**EXERCISE OBJECTIVE**
Retype each record below word for word. Leave the pictures out.

**ENTRIES PROVIDED**
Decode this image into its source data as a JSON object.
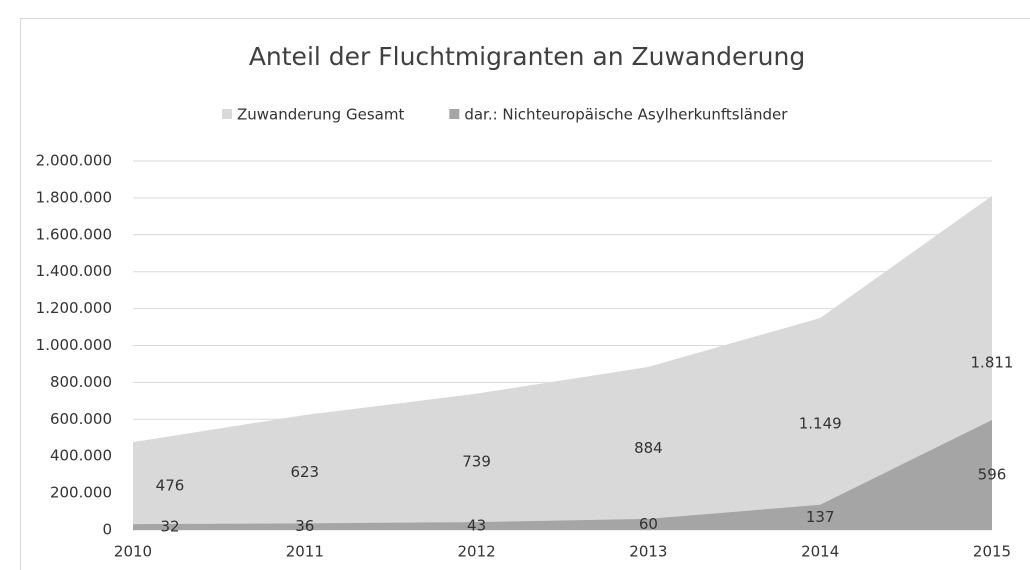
{
  "chart_data": {
    "type": "area",
    "title": "Anteil der Fluchtmigranten an Zuwanderung",
    "categories": [
      "2010",
      "2011",
      "2012",
      "2013",
      "2014",
      "2015"
    ],
    "series": [
      {
        "name": "Zuwanderung Gesamt",
        "color": "#d9d9d9",
        "values": [
          476000,
          623000,
          739000,
          884000,
          1149000,
          1811000
        ],
        "value_labels": [
          "476",
          "623",
          "739",
          "884",
          "1.149",
          "1.811"
        ]
      },
      {
        "name": "dar.: Nichteuropäische Asylherkunftsländer",
        "color": "#a5a5a5",
        "values": [
          32000,
          36000,
          43000,
          60000,
          137000,
          596000
        ],
        "value_labels": [
          "32",
          "36",
          "43",
          "60",
          "137",
          "596"
        ]
      }
    ],
    "ylim": [
      0,
      2000000
    ],
    "yticks": [
      0,
      {
        "value": 200000,
        "label": "200.000"
      },
      {
        "value": 400000,
        "label": "400.000"
      },
      {
        "value": 600000,
        "label": "600.000"
      },
      {
        "value": 800000,
        "label": "800.000"
      },
      {
        "value": 1000000,
        "label": "1.000.000"
      },
      {
        "value": 1200000,
        "label": "1.200.000"
      },
      {
        "value": 1400000,
        "label": "1.400.000"
      },
      {
        "value": 1600000,
        "label": "1.600.000"
      },
      {
        "value": 1800000,
        "label": "1.800.000"
      },
      {
        "value": 2000000,
        "label": "2.000.000"
      }
    ],
    "grid": true,
    "legend": "top"
  }
}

**WRITTEN RESPONSE**
Decode this image into its source data as a JSON object.
{
  "chart_data": {
    "type": "area",
    "title": "Anteil der Fluchtmigranten an Zuwanderung",
    "categories": [
      "2010",
      "2011",
      "2012",
      "2013",
      "2014",
      "2015"
    ],
    "series": [
      {
        "name": "Zuwanderung Gesamt",
        "color": "#d9d9d9",
        "values": [
          476000,
          623000,
          739000,
          884000,
          1149000,
          1811000
        ],
        "value_labels": [
          "476",
          "623",
          "739",
          "884",
          "1.149",
          "1.811"
        ]
      },
      {
        "name": "dar.: Nichteuropäische Asylherkunftsländer",
        "color": "#a5a5a5",
        "values": [
          32000,
          36000,
          43000,
          60000,
          137000,
          596000
        ],
        "value_labels": [
          "32",
          "36",
          "43",
          "60",
          "137",
          "596"
        ]
      }
    ],
    "ylim": [
      0,
      2000000
    ],
    "yticks": [
      0,
      {
        "value": 200000,
        "label": "200.000"
      },
      {
        "value": 400000,
        "label": "400.000"
      },
      {
        "value": 600000,
        "label": "600.000"
      },
      {
        "value": 800000,
        "label": "800.000"
      },
      {
        "value": 1000000,
        "label": "1.000.000"
      },
      {
        "value": 1200000,
        "label": "1.200.000"
      },
      {
        "value": 1400000,
        "label": "1.400.000"
      },
      {
        "value": 1600000,
        "label": "1.600.000"
      },
      {
        "value": 1800000,
        "label": "1.800.000"
      },
      {
        "value": 2000000,
        "label": "2.000.000"
      }
    ],
    "grid": true,
    "legend": "top"
  }
}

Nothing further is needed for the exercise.